◆ **EXERCISE OBJECTIVE**:
Which lines hold the string "ORIGEN"? Copy every one of them.

◆ **MATERIAL FOR THIS TASK**:
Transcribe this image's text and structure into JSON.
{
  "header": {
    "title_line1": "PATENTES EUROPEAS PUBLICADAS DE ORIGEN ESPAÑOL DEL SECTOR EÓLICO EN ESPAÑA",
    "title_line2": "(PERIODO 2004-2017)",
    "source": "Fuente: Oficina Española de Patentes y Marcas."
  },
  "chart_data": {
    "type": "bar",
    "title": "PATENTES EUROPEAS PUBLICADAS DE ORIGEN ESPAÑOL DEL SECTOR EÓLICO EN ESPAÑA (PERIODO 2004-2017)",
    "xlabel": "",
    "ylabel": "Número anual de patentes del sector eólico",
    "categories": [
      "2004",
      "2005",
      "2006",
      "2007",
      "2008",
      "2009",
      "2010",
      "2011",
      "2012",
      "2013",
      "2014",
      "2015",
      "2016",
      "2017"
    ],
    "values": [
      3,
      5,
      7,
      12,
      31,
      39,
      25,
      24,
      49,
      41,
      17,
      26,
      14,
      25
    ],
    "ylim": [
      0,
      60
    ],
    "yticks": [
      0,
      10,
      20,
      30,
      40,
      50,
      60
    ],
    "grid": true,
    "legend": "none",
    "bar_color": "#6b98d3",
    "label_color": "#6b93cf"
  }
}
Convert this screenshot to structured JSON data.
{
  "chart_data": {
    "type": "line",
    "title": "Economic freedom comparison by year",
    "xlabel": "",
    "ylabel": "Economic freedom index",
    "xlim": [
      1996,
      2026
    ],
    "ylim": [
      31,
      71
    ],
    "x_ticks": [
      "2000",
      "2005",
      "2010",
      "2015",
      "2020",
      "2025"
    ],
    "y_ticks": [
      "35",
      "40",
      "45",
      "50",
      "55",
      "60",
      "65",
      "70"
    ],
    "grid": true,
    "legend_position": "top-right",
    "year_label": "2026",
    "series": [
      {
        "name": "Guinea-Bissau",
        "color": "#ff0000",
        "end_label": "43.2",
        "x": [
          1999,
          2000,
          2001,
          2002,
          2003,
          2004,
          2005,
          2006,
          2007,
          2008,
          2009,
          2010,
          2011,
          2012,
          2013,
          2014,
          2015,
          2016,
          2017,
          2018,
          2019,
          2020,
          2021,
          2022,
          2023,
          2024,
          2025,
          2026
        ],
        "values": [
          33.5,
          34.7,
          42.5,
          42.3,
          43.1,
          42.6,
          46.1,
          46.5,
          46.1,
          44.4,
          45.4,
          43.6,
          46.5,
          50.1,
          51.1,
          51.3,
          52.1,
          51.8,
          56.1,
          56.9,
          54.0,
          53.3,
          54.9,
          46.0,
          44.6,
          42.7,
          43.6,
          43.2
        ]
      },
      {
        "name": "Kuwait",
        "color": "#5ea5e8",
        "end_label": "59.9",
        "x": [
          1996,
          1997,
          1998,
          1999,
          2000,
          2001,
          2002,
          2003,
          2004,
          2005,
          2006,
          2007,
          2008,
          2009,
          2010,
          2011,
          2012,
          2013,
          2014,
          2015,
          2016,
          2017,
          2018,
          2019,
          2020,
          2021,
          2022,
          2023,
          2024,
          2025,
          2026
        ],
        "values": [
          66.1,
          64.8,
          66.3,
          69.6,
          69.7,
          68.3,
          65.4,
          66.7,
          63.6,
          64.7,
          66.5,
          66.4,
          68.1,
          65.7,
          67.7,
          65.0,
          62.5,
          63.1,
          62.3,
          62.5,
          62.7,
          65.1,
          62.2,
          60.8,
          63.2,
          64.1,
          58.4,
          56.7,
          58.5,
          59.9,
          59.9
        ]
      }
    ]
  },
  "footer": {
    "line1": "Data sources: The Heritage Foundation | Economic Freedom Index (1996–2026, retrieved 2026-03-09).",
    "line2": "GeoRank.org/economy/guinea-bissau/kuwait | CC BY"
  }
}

◆ **WRITTEN SOLUTION**:
    "title_line1": "PATENTES EUROPEAS PUBLICADAS DE ORIGEN ESPAÑOL DEL SECTOR EÓLICO EN ESPAÑA",
    "title": "PATENTES EUROPEAS PUBLICADAS DE ORIGEN ESPAÑOL DEL SECTOR EÓLICO EN ESPAÑA (PERIODO 2004-2017)",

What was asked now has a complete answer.